** Written task **
Retype each line exactly. Skip images.

** Recorded data **
#####

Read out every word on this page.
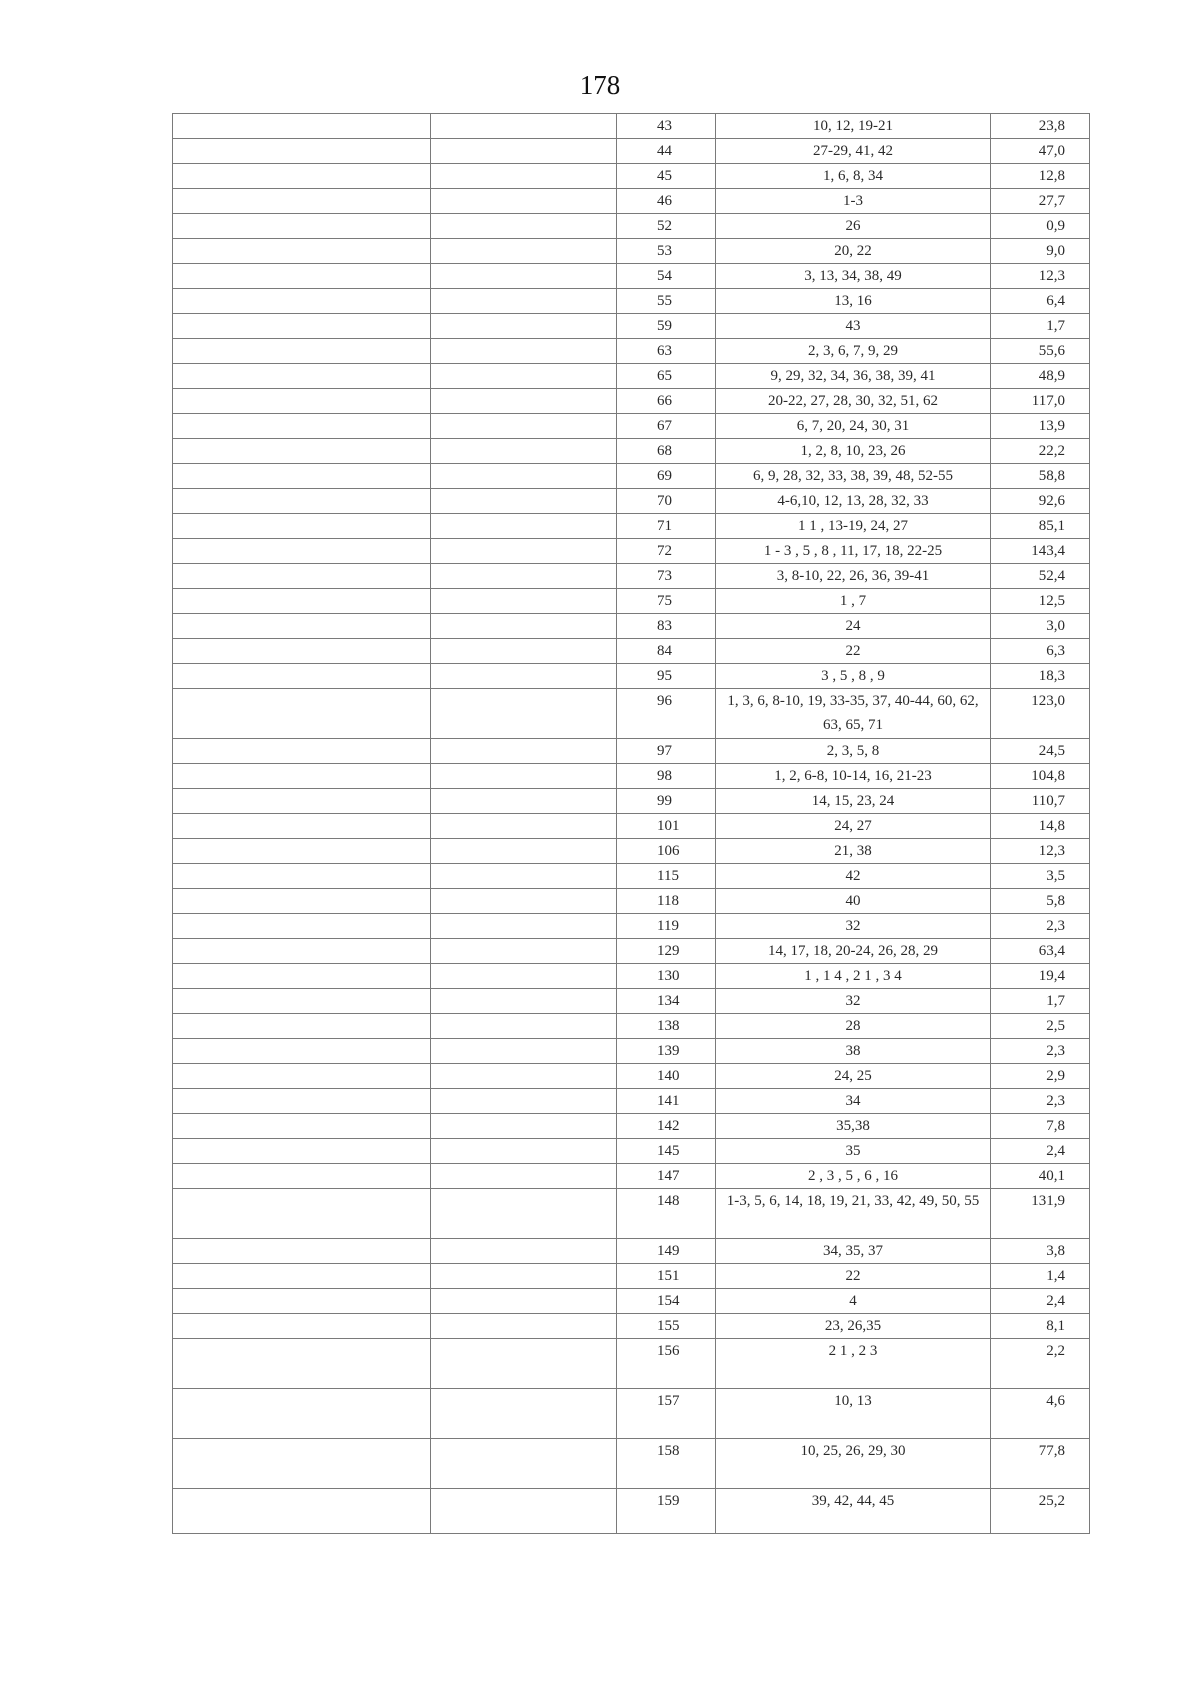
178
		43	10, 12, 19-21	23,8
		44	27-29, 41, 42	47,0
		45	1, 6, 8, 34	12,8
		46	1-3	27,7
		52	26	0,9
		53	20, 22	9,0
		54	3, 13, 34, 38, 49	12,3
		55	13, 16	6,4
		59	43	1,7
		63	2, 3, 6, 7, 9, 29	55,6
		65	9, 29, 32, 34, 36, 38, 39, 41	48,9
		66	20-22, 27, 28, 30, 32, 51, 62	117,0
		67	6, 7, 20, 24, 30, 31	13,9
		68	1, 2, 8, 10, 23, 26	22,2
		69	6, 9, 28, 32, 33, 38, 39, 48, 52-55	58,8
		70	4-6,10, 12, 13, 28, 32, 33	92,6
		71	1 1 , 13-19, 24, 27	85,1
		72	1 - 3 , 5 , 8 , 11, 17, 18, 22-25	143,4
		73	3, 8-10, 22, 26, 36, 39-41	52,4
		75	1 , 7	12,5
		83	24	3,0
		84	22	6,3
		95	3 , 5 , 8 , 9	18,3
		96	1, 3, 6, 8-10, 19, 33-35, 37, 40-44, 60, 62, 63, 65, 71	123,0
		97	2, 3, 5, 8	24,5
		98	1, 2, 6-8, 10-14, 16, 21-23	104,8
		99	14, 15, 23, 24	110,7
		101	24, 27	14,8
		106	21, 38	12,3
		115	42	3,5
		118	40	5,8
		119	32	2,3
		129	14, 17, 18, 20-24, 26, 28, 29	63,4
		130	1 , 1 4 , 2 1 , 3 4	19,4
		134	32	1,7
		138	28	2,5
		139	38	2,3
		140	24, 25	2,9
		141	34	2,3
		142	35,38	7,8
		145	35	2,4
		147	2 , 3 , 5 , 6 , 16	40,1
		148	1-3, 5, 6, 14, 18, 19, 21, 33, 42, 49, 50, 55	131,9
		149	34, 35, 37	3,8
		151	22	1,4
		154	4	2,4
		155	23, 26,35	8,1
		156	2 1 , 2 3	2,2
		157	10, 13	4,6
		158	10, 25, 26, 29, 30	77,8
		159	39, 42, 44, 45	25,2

#####

** Solution to this problem **
Read out every word on this page.
178
		43	10, 12, 19-21	23,8
		44	27-29, 41, 42	47,0
		45	1, 6, 8, 34	12,8
		46	1-3	27,7
		52	26	0,9
		53	20, 22	9,0
		54	3, 13, 34, 38, 49	12,3
		55	13, 16	6,4
		59	43	1,7
		63	2, 3, 6, 7, 9, 29	55,6
		65	9, 29, 32, 34, 36, 38, 39, 41	48,9
		66	20-22, 27, 28, 30, 32, 51, 62	117,0
		67	6, 7, 20, 24, 30, 31	13,9
		68	1, 2, 8, 10, 23, 26	22,2
		69	6, 9, 28, 32, 33, 38, 39, 48, 52-55	58,8
		70	4-6,10, 12, 13, 28, 32, 33	92,6
		71	1 1 , 13-19, 24, 27	85,1
		72	1 - 3 , 5 , 8 , 11, 17, 18, 22-25	143,4
		73	3, 8-10, 22, 26, 36, 39-41	52,4
		75	1 , 7	12,5
		83	24	3,0
		84	22	6,3
		95	3 , 5 , 8 , 9	18,3
		96	1, 3, 6, 8-10, 19, 33-35, 37, 40-44, 60, 62, 63, 65, 71	123,0
		97	2, 3, 5, 8	24,5
		98	1, 2, 6-8, 10-14, 16, 21-23	104,8
		99	14, 15, 23, 24	110,7
		101	24, 27	14,8
		106	21, 38	12,3
		115	42	3,5
		118	40	5,8
		119	32	2,3
		129	14, 17, 18, 20-24, 26, 28, 29	63,4
		130	1 , 1 4 , 2 1 , 3 4	19,4
		134	32	1,7
		138	28	2,5
		139	38	2,3
		140	24, 25	2,9
		141	34	2,3
		142	35,38	7,8
		145	35	2,4
		147	2 , 3 , 5 , 6 , 16	40,1
		148	1-3, 5, 6, 14, 18, 19, 21, 33, 42, 49, 50, 55	131,9
		149	34, 35, 37	3,8
		151	22	1,4
		154	4	2,4
		155	23, 26,35	8,1
		156	2 1 , 2 3	2,2
		157	10, 13	4,6
		158	10, 25, 26, 29, 30	77,8
		159	39, 42, 44, 45	25,2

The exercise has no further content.